[MATERIAL SHOWN start]

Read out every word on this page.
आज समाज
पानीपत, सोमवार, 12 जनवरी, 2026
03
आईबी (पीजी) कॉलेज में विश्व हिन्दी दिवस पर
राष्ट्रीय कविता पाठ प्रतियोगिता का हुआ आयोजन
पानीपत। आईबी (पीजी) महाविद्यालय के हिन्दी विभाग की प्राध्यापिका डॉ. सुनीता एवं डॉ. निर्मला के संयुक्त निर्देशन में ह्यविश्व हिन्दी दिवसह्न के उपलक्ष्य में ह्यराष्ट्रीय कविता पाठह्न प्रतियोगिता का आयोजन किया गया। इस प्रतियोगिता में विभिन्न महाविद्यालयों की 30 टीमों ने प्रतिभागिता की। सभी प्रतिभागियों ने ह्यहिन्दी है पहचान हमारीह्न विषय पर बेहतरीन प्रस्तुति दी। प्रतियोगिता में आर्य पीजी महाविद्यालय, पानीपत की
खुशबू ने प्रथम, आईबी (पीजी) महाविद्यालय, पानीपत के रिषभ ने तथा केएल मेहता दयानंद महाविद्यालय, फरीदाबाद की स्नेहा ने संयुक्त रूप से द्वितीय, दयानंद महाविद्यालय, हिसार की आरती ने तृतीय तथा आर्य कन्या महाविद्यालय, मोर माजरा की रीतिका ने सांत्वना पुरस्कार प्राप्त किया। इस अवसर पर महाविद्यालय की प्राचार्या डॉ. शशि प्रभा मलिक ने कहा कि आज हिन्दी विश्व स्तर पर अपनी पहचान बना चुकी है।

[MATERIAL SHOWN end]

**GOAL:**
Would you write down every record again, exactly?

**TASK SOLUTION:**
Read out every word on this page.
आज समाज
पानीपत, सोमवार, 12 जनवरी, 2026
03
आईबी (पीजी) कॉलेज में विश्व हिन्दी दिवस पर
राष्ट्रीय कविता पाठ प्रतियोगिता का हुआ आयोजन
पानीपत। आईबी (पीजी) महाविद्यालय के हिन्दी विभाग की प्राध्यापिका डॉ. सुनीता एवं डॉ. निर्मला के संयुक्त निर्देशन में ह्यविश्व हिन्दी दिवसह्न के उपलक्ष्य में ह्यराष्ट्रीय कविता पाठह्न प्रतियोगिता का आयोजन किया गया। इस प्रतियोगिता में विभिन्न महाविद्यालयों की 30 टीमों ने प्रतिभागिता की। सभी प्रतिभागियों ने ह्यहिन्दी है पहचान हमारीह्न विषय पर बेहतरीन प्रस्तुति दी। प्रतियोगिता में आर्य पीजी महाविद्यालय, पानीपत की
खुशबू ने प्रथम, आईबी (पीजी) महाविद्यालय, पानीपत के रिषभ ने तथा केएल मेहता दयानंद महाविद्यालय, फरीदाबाद की स्नेहा ने संयुक्त रूप से द्वितीय, दयानंद महाविद्यालय, हिसार की आरती ने तृतीय तथा आर्य कन्या महाविद्यालय, मोर माजरा की रीतिका ने सांत्वना पुरस्कार प्राप्त किया। इस अवसर पर महाविद्यालय की प्राचार्या डॉ. शशि प्रभा मलिक ने कहा कि आज हिन्दी विश्व स्तर पर अपनी पहचान बना चुकी है।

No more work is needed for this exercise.